Data entries:
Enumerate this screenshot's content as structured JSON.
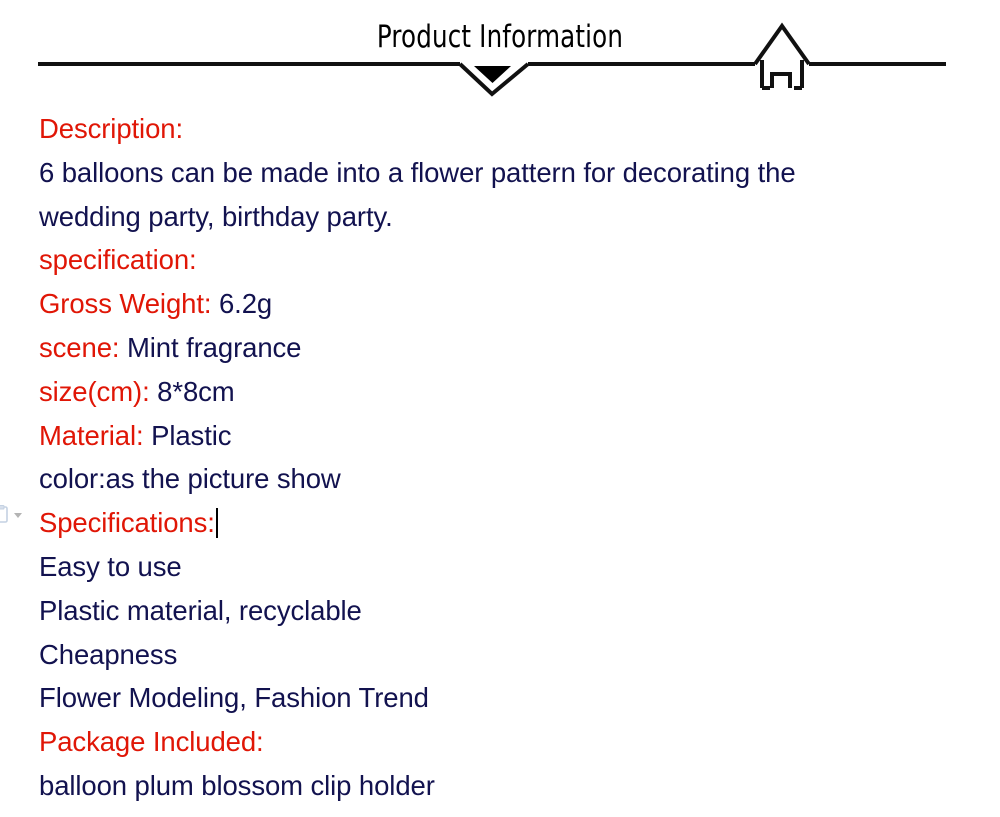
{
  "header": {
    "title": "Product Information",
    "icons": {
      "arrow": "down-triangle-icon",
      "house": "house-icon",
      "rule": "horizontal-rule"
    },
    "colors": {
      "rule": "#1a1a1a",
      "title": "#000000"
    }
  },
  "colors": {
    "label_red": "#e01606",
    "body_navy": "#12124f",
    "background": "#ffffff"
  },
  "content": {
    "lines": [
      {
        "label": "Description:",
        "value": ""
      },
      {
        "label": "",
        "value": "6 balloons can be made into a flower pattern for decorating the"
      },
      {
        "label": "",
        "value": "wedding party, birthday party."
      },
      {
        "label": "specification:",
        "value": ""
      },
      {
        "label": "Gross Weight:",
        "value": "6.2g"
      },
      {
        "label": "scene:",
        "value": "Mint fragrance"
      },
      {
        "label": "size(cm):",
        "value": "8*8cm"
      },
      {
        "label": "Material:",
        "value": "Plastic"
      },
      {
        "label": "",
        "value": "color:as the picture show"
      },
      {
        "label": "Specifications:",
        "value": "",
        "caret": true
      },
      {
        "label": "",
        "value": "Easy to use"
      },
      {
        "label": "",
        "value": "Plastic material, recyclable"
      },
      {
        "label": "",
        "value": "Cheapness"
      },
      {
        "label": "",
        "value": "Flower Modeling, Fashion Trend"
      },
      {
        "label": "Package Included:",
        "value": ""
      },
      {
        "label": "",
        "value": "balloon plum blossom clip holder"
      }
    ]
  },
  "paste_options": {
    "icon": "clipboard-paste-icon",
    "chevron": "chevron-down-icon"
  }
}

Problem requirements. Quote all the lines above exactly as given. Do not include the pictures.

Exercise solution.
Enumerate this screenshot's content as structured JSON.
{
  "header": {
    "title": "Product Information",
    "icons": {
      "arrow": "down-triangle-icon",
      "house": "house-icon",
      "rule": "horizontal-rule"
    },
    "colors": {
      "rule": "#1a1a1a",
      "title": "#000000"
    }
  },
  "colors": {
    "label_red": "#e01606",
    "body_navy": "#12124f",
    "background": "#ffffff"
  },
  "content": {
    "lines": [
      {
        "label": "Description:",
        "value": ""
      },
      {
        "label": "",
        "value": "6 balloons can be made into a flower pattern for decorating the"
      },
      {
        "label": "",
        "value": "wedding party, birthday party."
      },
      {
        "label": "specification:",
        "value": ""
      },
      {
        "label": "Gross Weight:",
        "value": "6.2g"
      },
      {
        "label": "scene:",
        "value": "Mint fragrance"
      },
      {
        "label": "size(cm):",
        "value": "8*8cm"
      },
      {
        "label": "Material:",
        "value": "Plastic"
      },
      {
        "label": "",
        "value": "color:as the picture show"
      },
      {
        "label": "Specifications:",
        "value": "",
        "caret": true
      },
      {
        "label": "",
        "value": "Easy to use"
      },
      {
        "label": "",
        "value": "Plastic material, recyclable"
      },
      {
        "label": "",
        "value": "Cheapness"
      },
      {
        "label": "",
        "value": "Flower Modeling, Fashion Trend"
      },
      {
        "label": "Package Included:",
        "value": ""
      },
      {
        "label": "",
        "value": "balloon plum blossom clip holder"
      }
    ]
  },
  "paste_options": {
    "icon": "clipboard-paste-icon",
    "chevron": "chevron-down-icon"
  }
}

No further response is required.